___ The records

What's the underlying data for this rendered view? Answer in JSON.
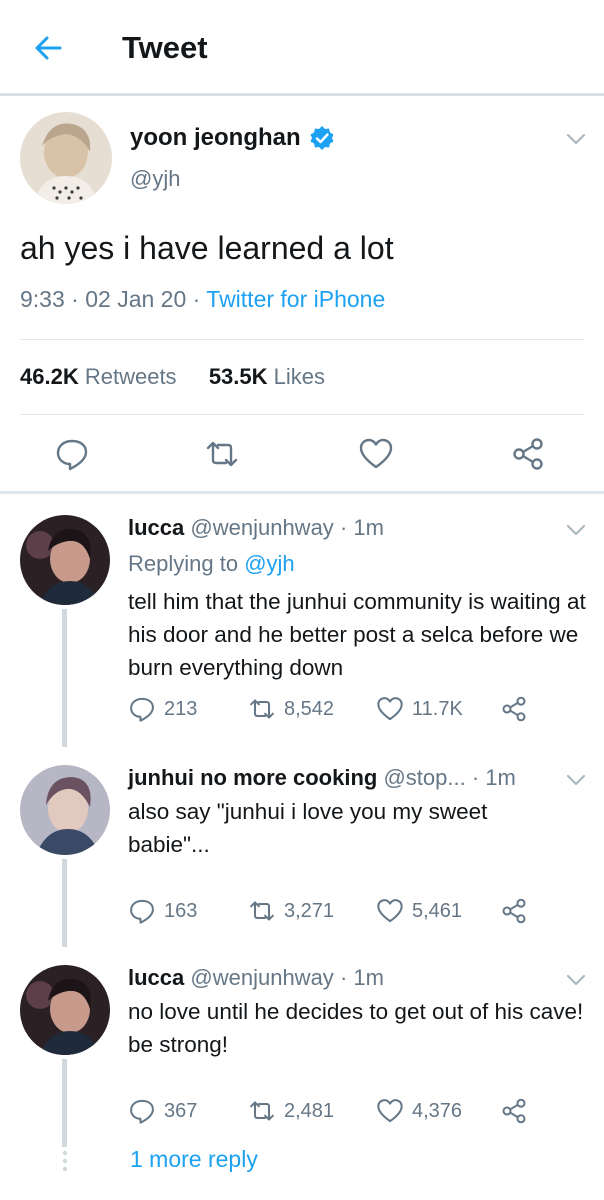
{
  "header": {
    "title": "Tweet",
    "back_icon": "arrow-left-icon",
    "accent": "#1da1f2"
  },
  "tweet": {
    "display_name": "yoon jeonghan",
    "handle": "@yjh",
    "verified_icon": "verified-badge-icon",
    "text": "ah yes i have learned a lot",
    "time": "9:33",
    "date": "02 Jan 20",
    "separator": "·",
    "source": "Twitter for iPhone",
    "retweets_count": "46.2K",
    "retweets_label": "Retweets",
    "likes_count": "53.5K",
    "likes_label": "Likes",
    "actions": [
      "reply-icon",
      "retweet-icon",
      "like-icon",
      "share-icon"
    ]
  },
  "replies": [
    {
      "display_name": "lucca",
      "handle": "@wenjunhway",
      "time": "· 1m",
      "replying_label": "Replying to",
      "replying_to": "@yjh",
      "text": "tell him that the junhui community is waiting at his door and he better post  a selca before we burn everything down",
      "reply_count": "213",
      "retweet_count": "8,542",
      "like_count": "11.7K"
    },
    {
      "display_name": "junhui no more cooking",
      "handle": "@stop...",
      "time": "· 1m",
      "text": "also say \"junhui i love you my sweet babie\"...",
      "reply_count": "163",
      "retweet_count": "3,271",
      "like_count": "5,461"
    },
    {
      "display_name": "lucca",
      "handle": "@wenjunhway",
      "time": "· 1m",
      "text": "no love until he decides to get out of his cave! be strong!",
      "reply_count": "367",
      "retweet_count": "2,481",
      "like_count": "4,376"
    }
  ],
  "more_replies": "1 more reply"
}
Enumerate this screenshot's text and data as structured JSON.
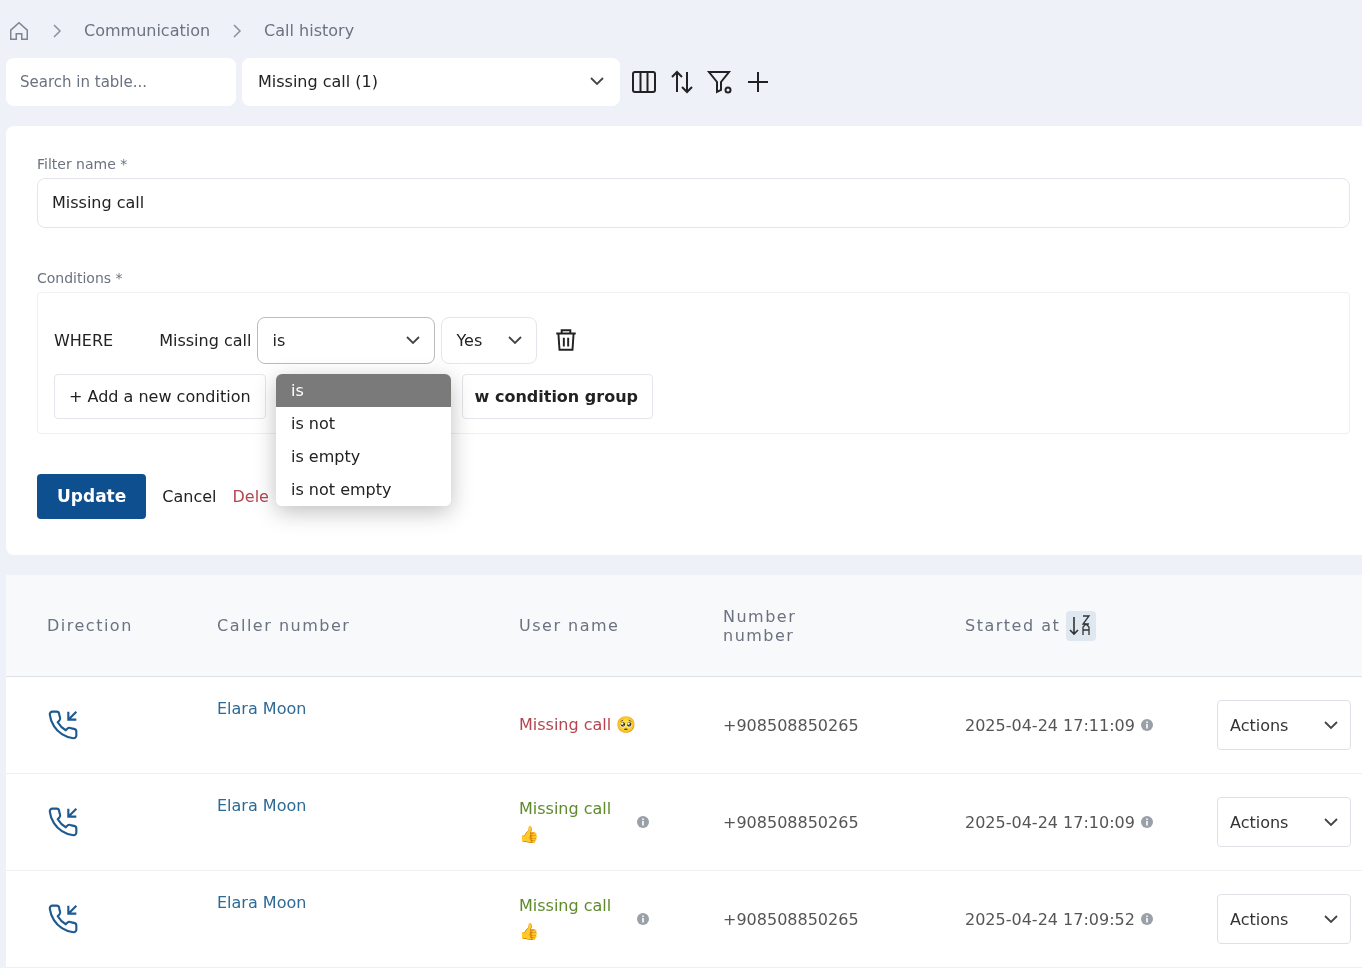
{
  "breadcrumb": [
    "Communication",
    "Call history"
  ],
  "toolbar": {
    "search": {
      "placeholder": "Search in table..."
    },
    "filter_select": {
      "value": "Missing call (1)"
    }
  },
  "filter_form": {
    "name_label": "Filter name *",
    "name_value": "Missing call",
    "conditions_label": "Conditions *",
    "condition": {
      "where": "WHERE",
      "field": "Missing call",
      "operator": "is",
      "value": "Yes"
    },
    "operator_menu": [
      {
        "label": "is",
        "selected": true
      },
      {
        "label": "is not",
        "selected": false
      },
      {
        "label": "is empty",
        "selected": false
      },
      {
        "label": "is not empty",
        "selected": false
      }
    ],
    "add_condition": "+ Add a new condition",
    "add_group": "w condition group",
    "update": "Update",
    "cancel": "Cancel",
    "delete": "Dele"
  },
  "table": {
    "columns": [
      "Direction",
      "Caller number",
      "User name",
      "Number number",
      "Started at"
    ],
    "rows": [
      {
        "caller": "Elara Moon",
        "status": "Missing call",
        "emoji": "🥺",
        "color": "#b5454f",
        "status_info": false,
        "number": "+908508850265",
        "started": "2025-04-24 17:11:09",
        "action": "Actions"
      },
      {
        "caller": "Elara Moon",
        "status": "Missing call",
        "emoji": "👍",
        "color": "#5e8a2c",
        "status_info": true,
        "number": "+908508850265",
        "started": "2025-04-24 17:10:09",
        "action": "Actions"
      },
      {
        "caller": "Elara Moon",
        "status": "Missing call",
        "emoji": "👍",
        "color": "#5e8a2c",
        "status_info": true,
        "number": "+908508850265",
        "started": "2025-04-24 17:09:52",
        "action": "Actions"
      }
    ]
  }
}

______

Task description → Show, from the listing above, each line that contains the word "icon".

Final answer →
    "back_icon": "arrow-left-icon",
    "verified_icon": "verified-badge-icon",
      "reply-icon",
      "retweet-icon",
      "like-icon",
      "share-icon"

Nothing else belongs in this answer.